AVAILABLE RECORDS
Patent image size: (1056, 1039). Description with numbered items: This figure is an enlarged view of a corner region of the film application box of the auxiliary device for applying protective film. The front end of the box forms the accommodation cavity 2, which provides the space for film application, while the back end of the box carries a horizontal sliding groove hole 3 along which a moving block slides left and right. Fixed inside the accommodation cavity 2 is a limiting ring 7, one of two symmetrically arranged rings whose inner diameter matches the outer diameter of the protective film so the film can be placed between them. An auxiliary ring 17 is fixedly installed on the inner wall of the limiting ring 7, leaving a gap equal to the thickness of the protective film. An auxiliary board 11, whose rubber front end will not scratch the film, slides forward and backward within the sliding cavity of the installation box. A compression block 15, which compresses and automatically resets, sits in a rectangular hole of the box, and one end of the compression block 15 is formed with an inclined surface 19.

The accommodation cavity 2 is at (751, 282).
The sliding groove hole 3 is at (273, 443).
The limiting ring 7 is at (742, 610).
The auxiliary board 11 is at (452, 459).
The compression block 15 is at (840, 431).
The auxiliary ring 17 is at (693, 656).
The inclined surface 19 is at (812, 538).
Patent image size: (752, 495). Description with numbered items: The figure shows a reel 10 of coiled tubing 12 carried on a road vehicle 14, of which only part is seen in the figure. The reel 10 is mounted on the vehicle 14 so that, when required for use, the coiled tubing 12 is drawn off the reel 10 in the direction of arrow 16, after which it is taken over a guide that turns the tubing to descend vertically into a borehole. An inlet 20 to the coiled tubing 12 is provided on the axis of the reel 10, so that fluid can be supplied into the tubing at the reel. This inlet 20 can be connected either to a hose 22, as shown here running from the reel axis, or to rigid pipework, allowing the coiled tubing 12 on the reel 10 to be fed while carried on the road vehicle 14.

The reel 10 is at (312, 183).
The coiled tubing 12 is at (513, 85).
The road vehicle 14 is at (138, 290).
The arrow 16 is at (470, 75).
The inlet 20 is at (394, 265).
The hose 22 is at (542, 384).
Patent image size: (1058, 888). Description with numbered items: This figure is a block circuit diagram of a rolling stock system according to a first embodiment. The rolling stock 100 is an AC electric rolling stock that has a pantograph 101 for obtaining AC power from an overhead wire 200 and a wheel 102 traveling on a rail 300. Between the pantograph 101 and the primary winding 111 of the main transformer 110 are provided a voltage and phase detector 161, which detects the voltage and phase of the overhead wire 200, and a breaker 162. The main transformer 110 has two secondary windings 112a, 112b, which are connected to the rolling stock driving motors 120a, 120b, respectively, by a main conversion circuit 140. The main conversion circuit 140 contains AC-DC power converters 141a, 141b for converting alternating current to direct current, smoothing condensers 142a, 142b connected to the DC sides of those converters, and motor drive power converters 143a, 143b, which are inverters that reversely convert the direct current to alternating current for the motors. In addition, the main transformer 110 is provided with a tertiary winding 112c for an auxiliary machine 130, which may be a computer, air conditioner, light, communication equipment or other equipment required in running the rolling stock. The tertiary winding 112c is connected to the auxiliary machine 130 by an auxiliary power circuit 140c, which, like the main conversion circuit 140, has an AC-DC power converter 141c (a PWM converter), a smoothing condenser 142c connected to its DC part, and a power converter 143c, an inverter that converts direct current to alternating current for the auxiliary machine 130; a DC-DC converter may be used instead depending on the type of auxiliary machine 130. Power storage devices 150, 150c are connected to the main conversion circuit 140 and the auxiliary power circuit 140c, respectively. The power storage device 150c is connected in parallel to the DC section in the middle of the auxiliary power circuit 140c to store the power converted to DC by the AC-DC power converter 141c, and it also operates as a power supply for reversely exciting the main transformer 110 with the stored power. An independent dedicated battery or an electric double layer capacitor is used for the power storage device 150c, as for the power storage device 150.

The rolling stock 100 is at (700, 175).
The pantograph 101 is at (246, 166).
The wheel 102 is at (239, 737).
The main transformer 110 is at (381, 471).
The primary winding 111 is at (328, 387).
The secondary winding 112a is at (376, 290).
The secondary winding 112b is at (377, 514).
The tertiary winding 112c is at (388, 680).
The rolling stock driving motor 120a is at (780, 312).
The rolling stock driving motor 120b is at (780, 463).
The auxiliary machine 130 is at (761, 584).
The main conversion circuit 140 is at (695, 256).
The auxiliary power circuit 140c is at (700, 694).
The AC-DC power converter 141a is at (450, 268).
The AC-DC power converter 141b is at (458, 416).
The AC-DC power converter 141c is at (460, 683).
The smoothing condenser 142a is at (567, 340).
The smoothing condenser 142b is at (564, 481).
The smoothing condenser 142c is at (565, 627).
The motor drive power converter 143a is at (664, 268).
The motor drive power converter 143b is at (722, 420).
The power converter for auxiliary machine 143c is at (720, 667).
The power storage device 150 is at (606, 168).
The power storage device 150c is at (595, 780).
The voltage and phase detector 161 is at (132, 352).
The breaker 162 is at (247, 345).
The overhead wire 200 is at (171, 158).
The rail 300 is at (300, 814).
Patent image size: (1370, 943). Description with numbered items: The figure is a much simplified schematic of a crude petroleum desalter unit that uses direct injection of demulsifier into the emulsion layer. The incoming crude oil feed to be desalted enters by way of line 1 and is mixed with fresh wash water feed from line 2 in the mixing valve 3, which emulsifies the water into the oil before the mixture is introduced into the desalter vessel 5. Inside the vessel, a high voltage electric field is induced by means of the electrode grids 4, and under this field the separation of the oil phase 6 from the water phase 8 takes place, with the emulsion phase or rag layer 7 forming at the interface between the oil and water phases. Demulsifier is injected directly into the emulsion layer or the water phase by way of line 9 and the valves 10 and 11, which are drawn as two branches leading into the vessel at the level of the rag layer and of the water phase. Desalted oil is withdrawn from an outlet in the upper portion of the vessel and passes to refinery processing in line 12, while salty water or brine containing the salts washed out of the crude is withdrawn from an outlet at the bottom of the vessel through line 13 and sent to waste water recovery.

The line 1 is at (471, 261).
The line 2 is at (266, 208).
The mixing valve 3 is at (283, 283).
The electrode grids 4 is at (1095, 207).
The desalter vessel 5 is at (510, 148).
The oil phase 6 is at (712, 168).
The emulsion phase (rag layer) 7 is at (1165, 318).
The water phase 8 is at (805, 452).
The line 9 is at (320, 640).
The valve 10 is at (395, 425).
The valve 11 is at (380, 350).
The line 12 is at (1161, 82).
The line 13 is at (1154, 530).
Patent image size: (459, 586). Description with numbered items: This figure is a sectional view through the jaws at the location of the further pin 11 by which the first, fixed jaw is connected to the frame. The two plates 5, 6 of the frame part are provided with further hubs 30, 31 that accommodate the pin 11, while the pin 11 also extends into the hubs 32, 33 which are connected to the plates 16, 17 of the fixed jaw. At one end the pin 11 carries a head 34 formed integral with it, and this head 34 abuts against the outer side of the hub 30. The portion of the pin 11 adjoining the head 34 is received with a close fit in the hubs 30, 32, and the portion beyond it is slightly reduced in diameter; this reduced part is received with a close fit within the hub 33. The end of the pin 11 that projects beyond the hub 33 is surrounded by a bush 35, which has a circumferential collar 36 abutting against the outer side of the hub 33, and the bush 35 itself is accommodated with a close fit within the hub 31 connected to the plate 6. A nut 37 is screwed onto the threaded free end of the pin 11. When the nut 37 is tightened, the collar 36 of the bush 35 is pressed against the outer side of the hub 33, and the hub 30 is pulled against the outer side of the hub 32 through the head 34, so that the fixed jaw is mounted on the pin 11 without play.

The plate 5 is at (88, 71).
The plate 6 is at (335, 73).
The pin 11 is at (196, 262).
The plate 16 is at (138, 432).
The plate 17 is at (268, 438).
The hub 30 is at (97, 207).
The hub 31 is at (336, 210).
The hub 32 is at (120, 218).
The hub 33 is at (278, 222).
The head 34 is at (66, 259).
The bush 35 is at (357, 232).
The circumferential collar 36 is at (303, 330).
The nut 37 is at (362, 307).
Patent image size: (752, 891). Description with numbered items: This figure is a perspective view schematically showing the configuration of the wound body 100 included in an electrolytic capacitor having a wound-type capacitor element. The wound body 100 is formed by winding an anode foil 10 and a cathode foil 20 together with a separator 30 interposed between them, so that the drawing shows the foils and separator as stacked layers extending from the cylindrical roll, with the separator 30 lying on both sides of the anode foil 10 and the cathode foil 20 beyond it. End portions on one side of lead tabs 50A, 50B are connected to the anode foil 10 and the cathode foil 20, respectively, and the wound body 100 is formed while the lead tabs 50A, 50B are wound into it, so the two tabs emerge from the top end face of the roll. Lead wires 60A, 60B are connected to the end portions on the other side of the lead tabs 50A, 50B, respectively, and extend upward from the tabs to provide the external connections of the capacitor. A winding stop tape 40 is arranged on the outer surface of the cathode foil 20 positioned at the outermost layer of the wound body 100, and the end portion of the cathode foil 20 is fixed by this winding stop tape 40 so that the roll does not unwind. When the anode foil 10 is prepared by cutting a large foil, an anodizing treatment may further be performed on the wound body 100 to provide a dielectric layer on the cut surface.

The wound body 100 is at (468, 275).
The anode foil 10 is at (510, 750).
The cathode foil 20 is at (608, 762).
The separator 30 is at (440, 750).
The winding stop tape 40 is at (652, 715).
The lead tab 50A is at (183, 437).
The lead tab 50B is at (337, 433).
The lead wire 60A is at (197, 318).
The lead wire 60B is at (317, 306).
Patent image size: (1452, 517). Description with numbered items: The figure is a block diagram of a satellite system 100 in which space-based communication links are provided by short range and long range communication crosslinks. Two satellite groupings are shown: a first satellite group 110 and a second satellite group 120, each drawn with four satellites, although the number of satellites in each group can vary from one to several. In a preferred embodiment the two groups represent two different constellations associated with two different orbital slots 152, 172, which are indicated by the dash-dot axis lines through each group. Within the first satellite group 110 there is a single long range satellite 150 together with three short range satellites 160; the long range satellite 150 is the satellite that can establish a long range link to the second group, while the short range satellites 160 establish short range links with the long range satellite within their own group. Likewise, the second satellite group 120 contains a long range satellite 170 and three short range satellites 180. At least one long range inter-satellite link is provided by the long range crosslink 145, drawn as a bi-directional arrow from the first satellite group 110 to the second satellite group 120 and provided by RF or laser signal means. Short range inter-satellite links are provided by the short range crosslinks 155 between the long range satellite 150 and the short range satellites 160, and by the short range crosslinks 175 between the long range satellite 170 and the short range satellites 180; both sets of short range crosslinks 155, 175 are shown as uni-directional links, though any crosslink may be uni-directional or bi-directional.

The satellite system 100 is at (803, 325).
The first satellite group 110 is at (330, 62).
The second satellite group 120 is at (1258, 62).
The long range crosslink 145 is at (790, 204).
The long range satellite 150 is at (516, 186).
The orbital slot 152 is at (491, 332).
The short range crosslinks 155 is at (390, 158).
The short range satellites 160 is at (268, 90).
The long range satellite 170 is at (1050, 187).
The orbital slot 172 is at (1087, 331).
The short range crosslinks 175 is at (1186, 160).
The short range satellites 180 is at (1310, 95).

DO THIS
Copy the lines above word for word, starting at the line that contains "Patent image size: (752, 495)." and ending at the line that contains "The inlet 20 is at (394, 265).".

OUTPUT FOR THIS TASK
Patent image size: (752, 495). Description with numbered items: The figure shows a reel 10 of coiled tubing 12 carried on a road vehicle 14, of which only part is seen in the figure. The reel 10 is mounted on the vehicle 14 so that, when required for use, the coiled tubing 12 is drawn off the reel 10 in the direction of arrow 16, after which it is taken over a guide that turns the tubing to descend vertically into a borehole. An inlet 20 to the coiled tubing 12 is provided on the axis of the reel 10, so that fluid can be supplied into the tubing at the reel. This inlet 20 can be connected either to a hose 22, as shown here running from the reel axis, or to rigid pipework, allowing the coiled tubing 12 on the reel 10 to be fed while carried on the road vehicle 14.

The reel 10 is at (312, 183).
The coiled tubing 12 is at (513, 85).
The road vehicle 14 is at (138, 290).
The arrow 16 is at (470, 75).
The inlet 20 is at (394, 265).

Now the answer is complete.